Examine the records and identify each line that includes the string "zwischen". Copy those lines.
####################
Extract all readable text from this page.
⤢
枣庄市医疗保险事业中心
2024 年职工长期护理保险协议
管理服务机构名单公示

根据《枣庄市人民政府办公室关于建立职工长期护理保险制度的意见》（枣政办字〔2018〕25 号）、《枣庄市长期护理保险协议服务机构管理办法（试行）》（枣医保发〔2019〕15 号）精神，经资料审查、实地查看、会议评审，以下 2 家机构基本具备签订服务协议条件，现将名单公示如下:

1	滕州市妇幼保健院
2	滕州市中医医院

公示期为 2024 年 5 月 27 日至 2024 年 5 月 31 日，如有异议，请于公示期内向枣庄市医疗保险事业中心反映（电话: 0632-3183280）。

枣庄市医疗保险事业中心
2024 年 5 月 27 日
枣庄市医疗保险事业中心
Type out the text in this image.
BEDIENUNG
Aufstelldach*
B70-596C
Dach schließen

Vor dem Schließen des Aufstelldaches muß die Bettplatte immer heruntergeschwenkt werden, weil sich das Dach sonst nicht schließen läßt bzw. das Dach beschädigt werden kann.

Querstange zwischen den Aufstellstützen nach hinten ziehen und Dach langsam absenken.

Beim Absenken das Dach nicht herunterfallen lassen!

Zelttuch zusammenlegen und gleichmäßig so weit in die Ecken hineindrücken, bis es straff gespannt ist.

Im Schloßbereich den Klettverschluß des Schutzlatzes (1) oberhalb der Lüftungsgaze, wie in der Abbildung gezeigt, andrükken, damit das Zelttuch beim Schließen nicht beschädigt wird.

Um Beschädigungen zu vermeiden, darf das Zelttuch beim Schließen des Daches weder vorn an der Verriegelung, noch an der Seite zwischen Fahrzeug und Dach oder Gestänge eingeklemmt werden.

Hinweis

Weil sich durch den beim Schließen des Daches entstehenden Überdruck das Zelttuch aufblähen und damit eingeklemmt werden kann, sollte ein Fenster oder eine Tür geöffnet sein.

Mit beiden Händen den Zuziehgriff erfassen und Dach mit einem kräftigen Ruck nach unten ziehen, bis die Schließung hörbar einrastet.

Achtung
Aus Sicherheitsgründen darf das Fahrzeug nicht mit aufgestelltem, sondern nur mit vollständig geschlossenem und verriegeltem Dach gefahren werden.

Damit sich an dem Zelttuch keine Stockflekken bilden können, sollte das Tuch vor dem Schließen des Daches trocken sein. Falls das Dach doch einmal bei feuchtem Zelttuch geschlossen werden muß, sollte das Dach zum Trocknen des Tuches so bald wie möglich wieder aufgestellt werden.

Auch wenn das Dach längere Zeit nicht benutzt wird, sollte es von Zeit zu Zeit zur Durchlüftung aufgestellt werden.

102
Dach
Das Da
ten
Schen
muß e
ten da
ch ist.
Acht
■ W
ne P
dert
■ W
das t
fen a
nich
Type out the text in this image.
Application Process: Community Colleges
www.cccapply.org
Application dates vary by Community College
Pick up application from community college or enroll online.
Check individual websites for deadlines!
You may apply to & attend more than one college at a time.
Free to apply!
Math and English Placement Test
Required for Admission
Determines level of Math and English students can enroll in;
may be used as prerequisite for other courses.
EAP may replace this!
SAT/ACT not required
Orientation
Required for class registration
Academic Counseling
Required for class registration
####################
Solution for this exercise →
Querstange zwischen den Aufstellstützen nach hinten ziehen und Dach langsam absenken.
Um Beschädigungen zu vermeiden, darf das Zelttuch beim Schließen des Daches weder vorn an der Verriegelung, noch an der Seite zwischen Fahrzeug und Dach oder Gestänge eingeklemmt werden.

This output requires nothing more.